-- Start of DATA IN THIS EXERCISE --

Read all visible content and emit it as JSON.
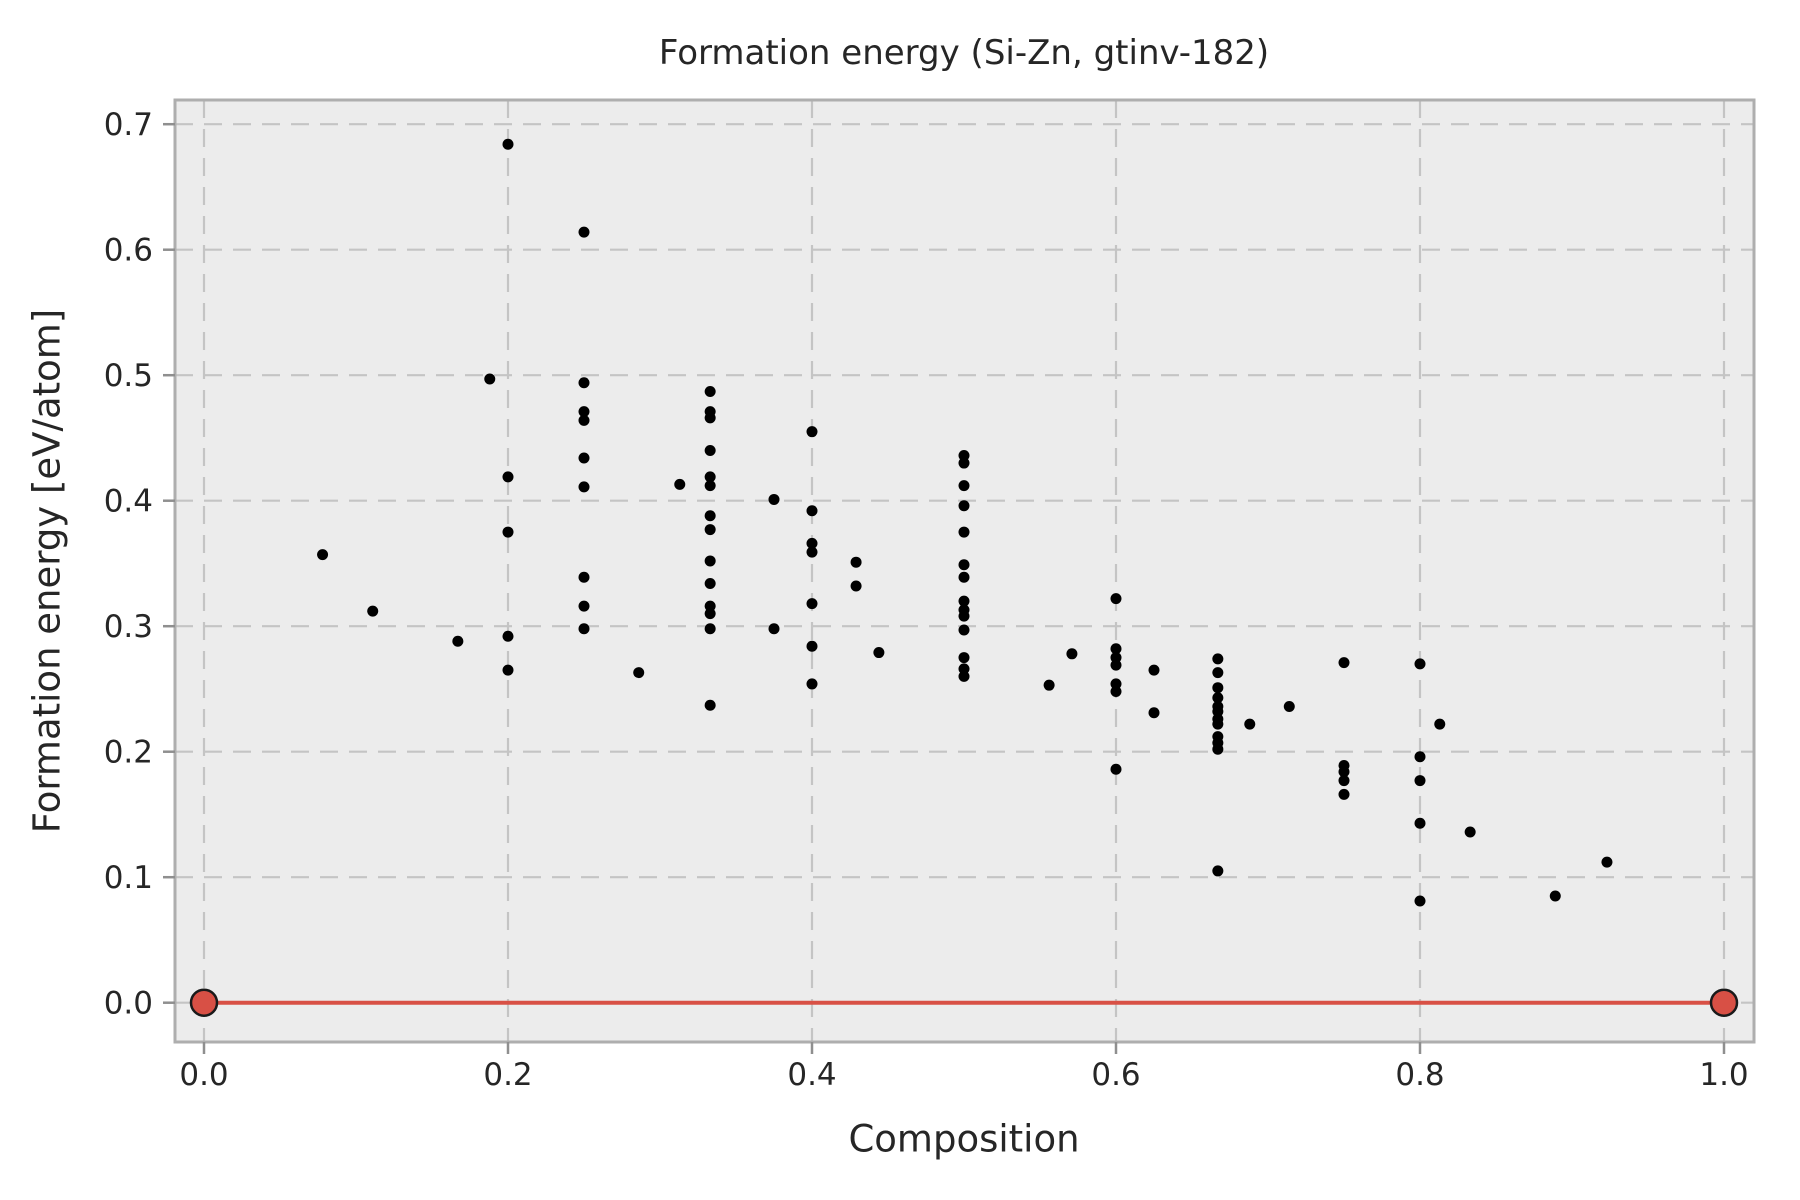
{
  "chart_data": {
    "type": "scatter",
    "title": "Formation energy (Si-Zn, gtinv-182)",
    "xlabel": "Composition",
    "ylabel": "Formation energy [eV/atom]",
    "x_ticks": [
      0.0,
      0.2,
      0.4,
      0.6,
      0.8,
      1.0
    ],
    "x_tick_labels": [
      "0.0",
      "0.2",
      "0.4",
      "0.6",
      "0.8",
      "1.0"
    ],
    "y_ticks": [
      0.0,
      0.1,
      0.2,
      0.3,
      0.4,
      0.5,
      0.6,
      0.7
    ],
    "y_tick_labels": [
      "0.0",
      "0.1",
      "0.2",
      "0.3",
      "0.4",
      "0.5",
      "0.6",
      "0.7"
    ],
    "xlim": [
      -0.019,
      1.02
    ],
    "ylim": [
      -0.031,
      0.719
    ],
    "grid": "dashed",
    "legend_position": "none",
    "series": [
      {
        "name": "formation-energies",
        "marker": "dot",
        "color": "#000000",
        "points": [
          [
            0.078,
            0.357
          ],
          [
            0.111,
            0.312
          ],
          [
            0.167,
            0.288
          ],
          [
            0.188,
            0.497
          ],
          [
            0.2,
            0.684
          ],
          [
            0.2,
            0.419
          ],
          [
            0.2,
            0.375
          ],
          [
            0.2,
            0.292
          ],
          [
            0.2,
            0.265
          ],
          [
            0.25,
            0.614
          ],
          [
            0.25,
            0.494
          ],
          [
            0.25,
            0.471
          ],
          [
            0.25,
            0.464
          ],
          [
            0.25,
            0.434
          ],
          [
            0.25,
            0.411
          ],
          [
            0.25,
            0.339
          ],
          [
            0.25,
            0.316
          ],
          [
            0.25,
            0.298
          ],
          [
            0.286,
            0.263
          ],
          [
            0.313,
            0.413
          ],
          [
            0.333,
            0.487
          ],
          [
            0.333,
            0.471
          ],
          [
            0.333,
            0.466
          ],
          [
            0.333,
            0.44
          ],
          [
            0.333,
            0.419
          ],
          [
            0.333,
            0.412
          ],
          [
            0.333,
            0.388
          ],
          [
            0.333,
            0.377
          ],
          [
            0.333,
            0.352
          ],
          [
            0.333,
            0.334
          ],
          [
            0.333,
            0.316
          ],
          [
            0.333,
            0.31
          ],
          [
            0.333,
            0.298
          ],
          [
            0.333,
            0.237
          ],
          [
            0.375,
            0.401
          ],
          [
            0.375,
            0.298
          ],
          [
            0.4,
            0.455
          ],
          [
            0.4,
            0.392
          ],
          [
            0.4,
            0.366
          ],
          [
            0.4,
            0.359
          ],
          [
            0.4,
            0.318
          ],
          [
            0.4,
            0.284
          ],
          [
            0.4,
            0.254
          ],
          [
            0.429,
            0.351
          ],
          [
            0.429,
            0.332
          ],
          [
            0.444,
            0.279
          ],
          [
            0.5,
            0.436
          ],
          [
            0.5,
            0.43
          ],
          [
            0.5,
            0.412
          ],
          [
            0.5,
            0.396
          ],
          [
            0.5,
            0.375
          ],
          [
            0.5,
            0.349
          ],
          [
            0.5,
            0.339
          ],
          [
            0.5,
            0.32
          ],
          [
            0.5,
            0.313
          ],
          [
            0.5,
            0.308
          ],
          [
            0.5,
            0.297
          ],
          [
            0.5,
            0.275
          ],
          [
            0.5,
            0.266
          ],
          [
            0.5,
            0.26
          ],
          [
            0.556,
            0.253
          ],
          [
            0.571,
            0.278
          ],
          [
            0.6,
            0.322
          ],
          [
            0.6,
            0.282
          ],
          [
            0.6,
            0.275
          ],
          [
            0.6,
            0.269
          ],
          [
            0.6,
            0.254
          ],
          [
            0.6,
            0.248
          ],
          [
            0.6,
            0.186
          ],
          [
            0.625,
            0.265
          ],
          [
            0.625,
            0.231
          ],
          [
            0.667,
            0.274
          ],
          [
            0.667,
            0.263
          ],
          [
            0.667,
            0.251
          ],
          [
            0.667,
            0.243
          ],
          [
            0.667,
            0.236
          ],
          [
            0.667,
            0.232
          ],
          [
            0.667,
            0.226
          ],
          [
            0.667,
            0.222
          ],
          [
            0.667,
            0.212
          ],
          [
            0.667,
            0.207
          ],
          [
            0.667,
            0.202
          ],
          [
            0.667,
            0.105
          ],
          [
            0.688,
            0.222
          ],
          [
            0.714,
            0.236
          ],
          [
            0.75,
            0.271
          ],
          [
            0.75,
            0.189
          ],
          [
            0.75,
            0.184
          ],
          [
            0.75,
            0.177
          ],
          [
            0.75,
            0.166
          ],
          [
            0.8,
            0.27
          ],
          [
            0.8,
            0.196
          ],
          [
            0.8,
            0.177
          ],
          [
            0.8,
            0.143
          ],
          [
            0.8,
            0.081
          ],
          [
            0.813,
            0.222
          ],
          [
            0.833,
            0.136
          ],
          [
            0.889,
            0.085
          ],
          [
            0.923,
            0.112
          ]
        ]
      },
      {
        "name": "convex-hull",
        "marker": "circle-outlined",
        "color": "#d85045",
        "line": true,
        "points": [
          [
            0.0,
            0.0
          ],
          [
            1.0,
            0.0
          ]
        ]
      }
    ]
  },
  "colors": {
    "figure_background": "#ffffff",
    "axes_background": "#ececec",
    "grid": "#c4c4c4",
    "spine": "#aeaeae",
    "tick": "#8f8f8f",
    "text": "#262626",
    "scatter": "#000000",
    "hull_line": "#d85045",
    "hull_marker_fill": "#d85045",
    "hull_marker_edge": "#1a1a1a"
  }
}
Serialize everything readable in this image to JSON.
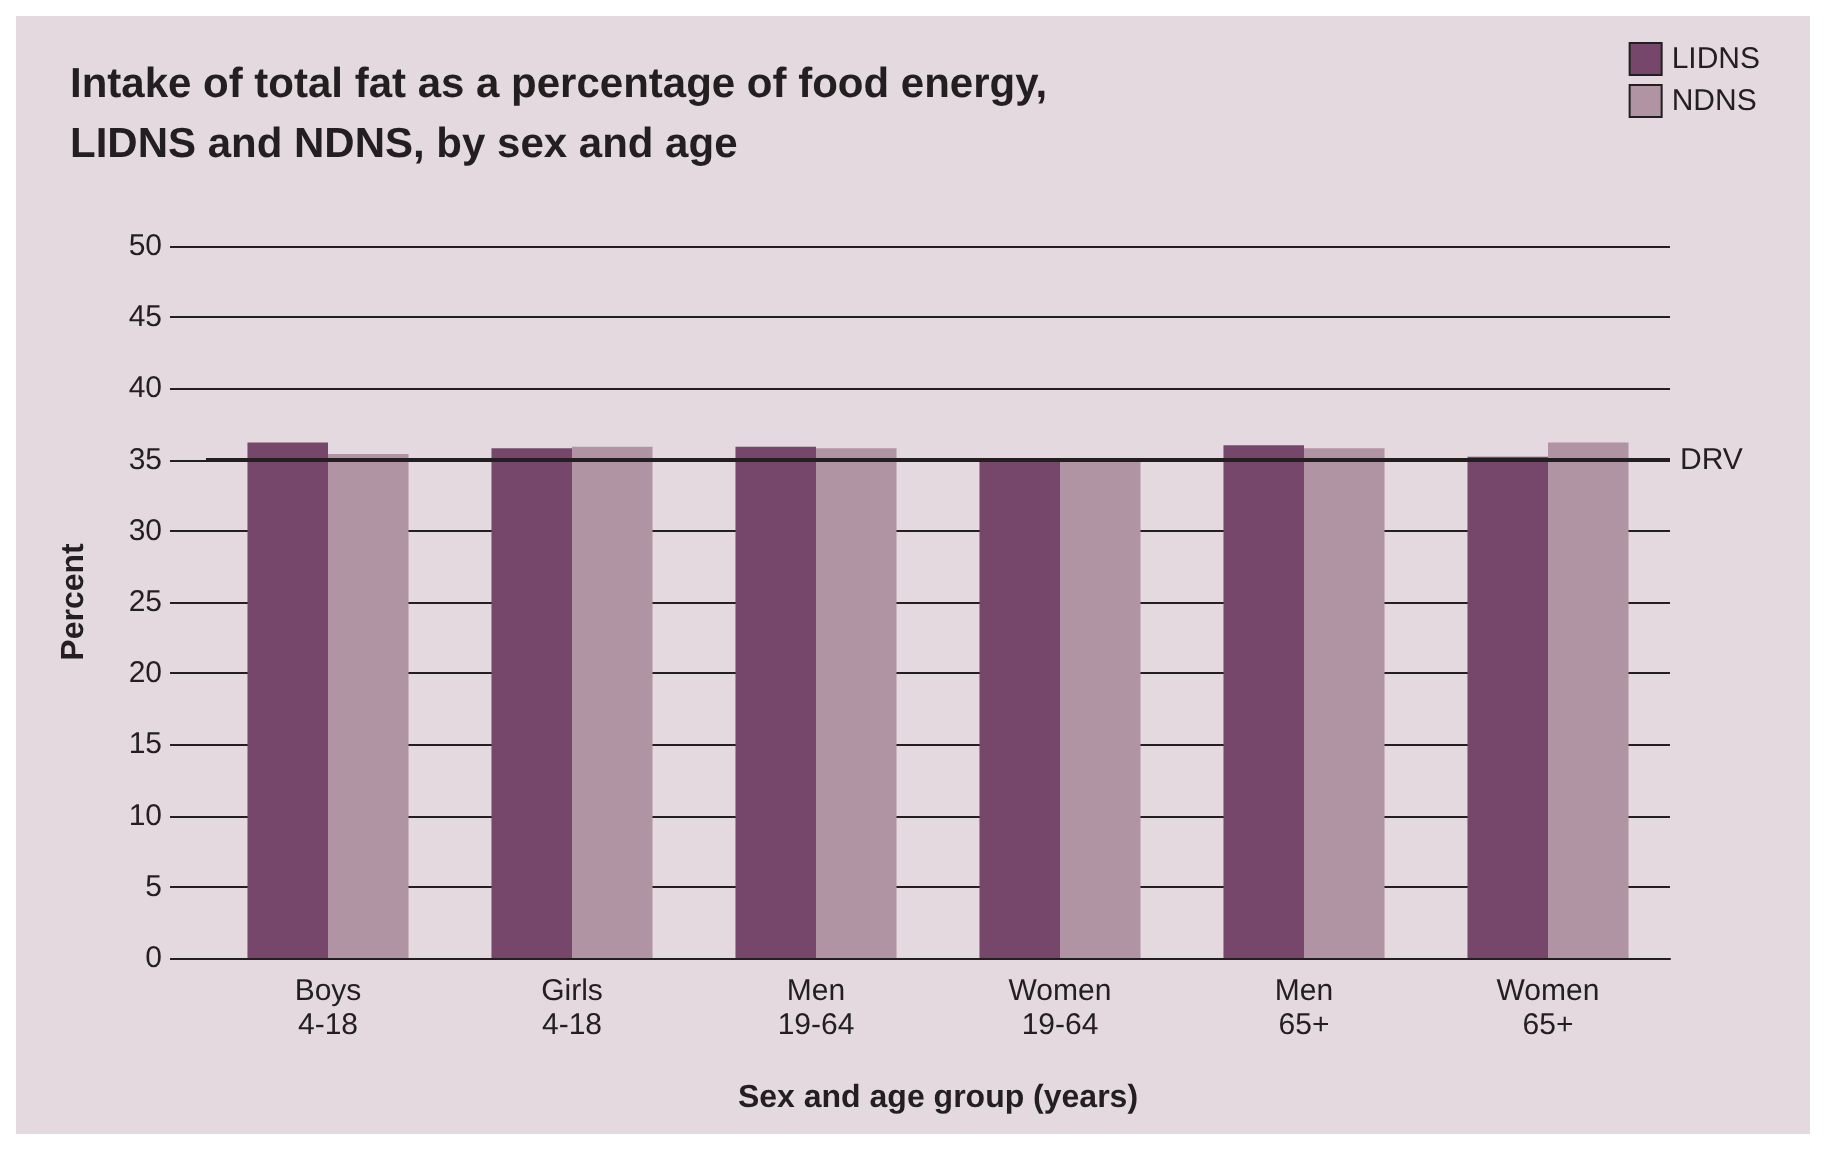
{
  "chart_data": {
    "type": "bar",
    "title": "Intake of total fat as a percentage of food energy,\nLIDNS and NDNS, by sex and age",
    "xlabel": "Sex and age group (years)",
    "ylabel": "Percent",
    "categories": [
      "Boys\n4-18",
      "Girls\n4-18",
      "Men\n19-64",
      "Women\n19-64",
      "Men\n65+",
      "Women\n65+"
    ],
    "series": [
      {
        "name": "LIDNS",
        "color": "#76476b",
        "values": [
          36.2,
          35.8,
          35.9,
          34.9,
          36.0,
          35.2
        ]
      },
      {
        "name": "NDNS",
        "color": "#b194a3",
        "values": [
          35.4,
          35.9,
          35.8,
          34.9,
          35.8,
          36.2
        ]
      }
    ],
    "ylim": [
      0,
      50
    ],
    "yticks": [
      0,
      5,
      10,
      15,
      20,
      25,
      30,
      35,
      40,
      45,
      50
    ],
    "grid": "y",
    "legend": "top right",
    "ref_lines": [
      {
        "axis": "y",
        "value": 35,
        "label": "DRV",
        "color": "#231f20"
      }
    ]
  }
}
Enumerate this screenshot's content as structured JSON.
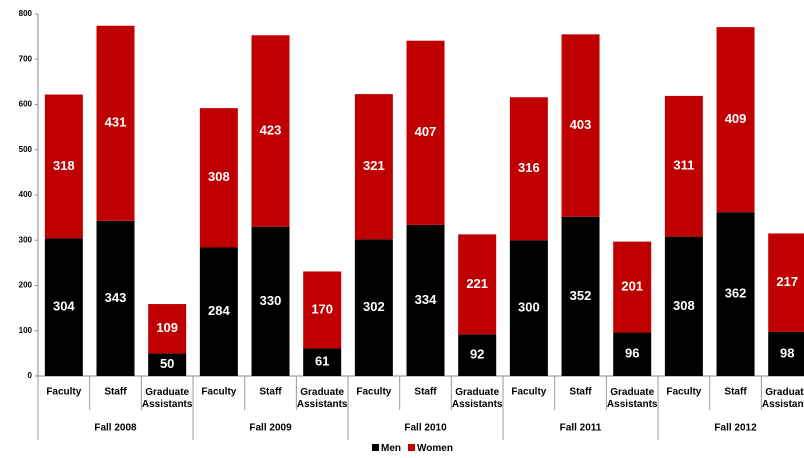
{
  "chart_data": {
    "type": "stacked_bar",
    "categories": [
      "Faculty",
      "Staff",
      "Graduate Assistants",
      "Faculty",
      "Staff",
      "Graduate Assistants",
      "Faculty",
      "Staff",
      "Graduate Assistants",
      "Faculty",
      "Staff",
      "Graduate Assistants",
      "Faculty",
      "Staff",
      "Graduate Assistants"
    ],
    "groups": [
      "Fall 2008",
      "Fall 2009",
      "Fall 2010",
      "Fall 2011",
      "Fall 2012"
    ],
    "series": [
      {
        "name": "Men",
        "color": "#000000",
        "values": [
          304,
          343,
          50,
          284,
          330,
          61,
          302,
          334,
          92,
          300,
          352,
          96,
          308,
          362,
          98
        ]
      },
      {
        "name": "Women",
        "color": "#c00000",
        "values": [
          318,
          431,
          109,
          308,
          423,
          170,
          321,
          407,
          221,
          316,
          403,
          201,
          311,
          409,
          217
        ]
      }
    ],
    "ylim": [
      0,
      800
    ],
    "yticks": [
      0,
      100,
      200,
      300,
      400,
      500,
      600,
      700,
      800
    ],
    "legend": "bottom"
  }
}
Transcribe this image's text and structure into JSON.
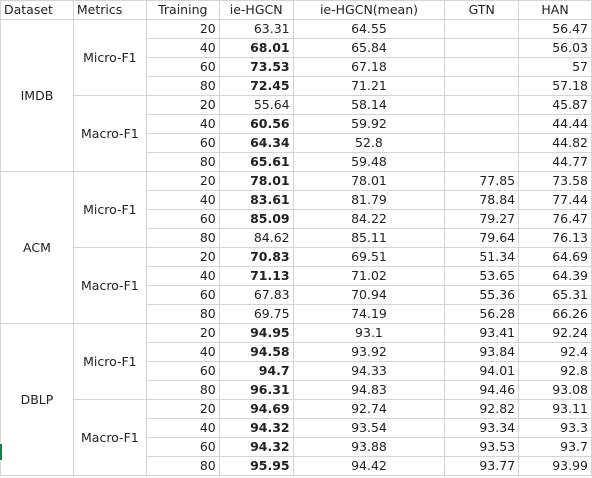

-- End of DATA IN THIS EXERCISE --

**STATED EXERCISE:** Search the listing for the word "energy" and return each line that holds it.

**RESPONSE:**
    "title": "Formation energy (Si-Zn, gtinv-182)",
    "ylabel": "Formation energy [eV/atom]",
    "title": "Intake of total fat as a percentage of food energy,\nLIDNS and NDNS, by sex and age",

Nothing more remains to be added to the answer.